··· Records to use ···

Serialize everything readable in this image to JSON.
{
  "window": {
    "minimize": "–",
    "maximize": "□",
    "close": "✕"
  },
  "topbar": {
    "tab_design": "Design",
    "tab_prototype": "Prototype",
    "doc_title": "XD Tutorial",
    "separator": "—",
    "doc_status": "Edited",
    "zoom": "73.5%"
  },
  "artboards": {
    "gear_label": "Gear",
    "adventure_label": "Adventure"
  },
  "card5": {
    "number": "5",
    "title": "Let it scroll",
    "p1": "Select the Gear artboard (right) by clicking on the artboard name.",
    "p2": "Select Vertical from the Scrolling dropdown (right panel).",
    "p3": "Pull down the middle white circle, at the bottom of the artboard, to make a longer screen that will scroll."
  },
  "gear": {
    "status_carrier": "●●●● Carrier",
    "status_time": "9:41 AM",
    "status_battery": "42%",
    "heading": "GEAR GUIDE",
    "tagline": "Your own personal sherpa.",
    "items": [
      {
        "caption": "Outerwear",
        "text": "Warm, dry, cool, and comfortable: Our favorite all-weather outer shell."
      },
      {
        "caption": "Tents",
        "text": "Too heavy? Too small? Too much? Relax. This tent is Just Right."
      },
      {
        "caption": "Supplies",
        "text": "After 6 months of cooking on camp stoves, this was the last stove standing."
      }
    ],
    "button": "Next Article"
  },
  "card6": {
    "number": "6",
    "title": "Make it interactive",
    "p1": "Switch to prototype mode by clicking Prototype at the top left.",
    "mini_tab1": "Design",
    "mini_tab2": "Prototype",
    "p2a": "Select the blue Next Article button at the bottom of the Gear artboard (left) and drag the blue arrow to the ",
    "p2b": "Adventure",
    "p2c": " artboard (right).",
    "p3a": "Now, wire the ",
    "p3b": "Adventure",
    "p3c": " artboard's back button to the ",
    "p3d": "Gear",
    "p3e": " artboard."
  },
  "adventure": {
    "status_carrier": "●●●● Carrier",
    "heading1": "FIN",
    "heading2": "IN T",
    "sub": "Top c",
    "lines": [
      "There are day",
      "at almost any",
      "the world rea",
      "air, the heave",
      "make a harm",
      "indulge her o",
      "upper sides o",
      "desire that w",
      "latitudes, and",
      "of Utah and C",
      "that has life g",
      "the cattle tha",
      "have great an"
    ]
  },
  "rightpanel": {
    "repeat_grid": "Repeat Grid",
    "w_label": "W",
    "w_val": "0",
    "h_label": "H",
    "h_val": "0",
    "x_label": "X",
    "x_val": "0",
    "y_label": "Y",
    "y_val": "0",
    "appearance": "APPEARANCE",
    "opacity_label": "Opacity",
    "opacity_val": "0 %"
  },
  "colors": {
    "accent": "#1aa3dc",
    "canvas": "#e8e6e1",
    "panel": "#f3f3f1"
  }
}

···

The request ▸
Find the word "Prototype" in the data and copy out each line where it turns up.

Full answer ▸
    "tab_prototype": "Prototype",
    "p1": "Switch to prototype mode by clicking Prototype at the top left.",
    "mini_tab2": "Prototype",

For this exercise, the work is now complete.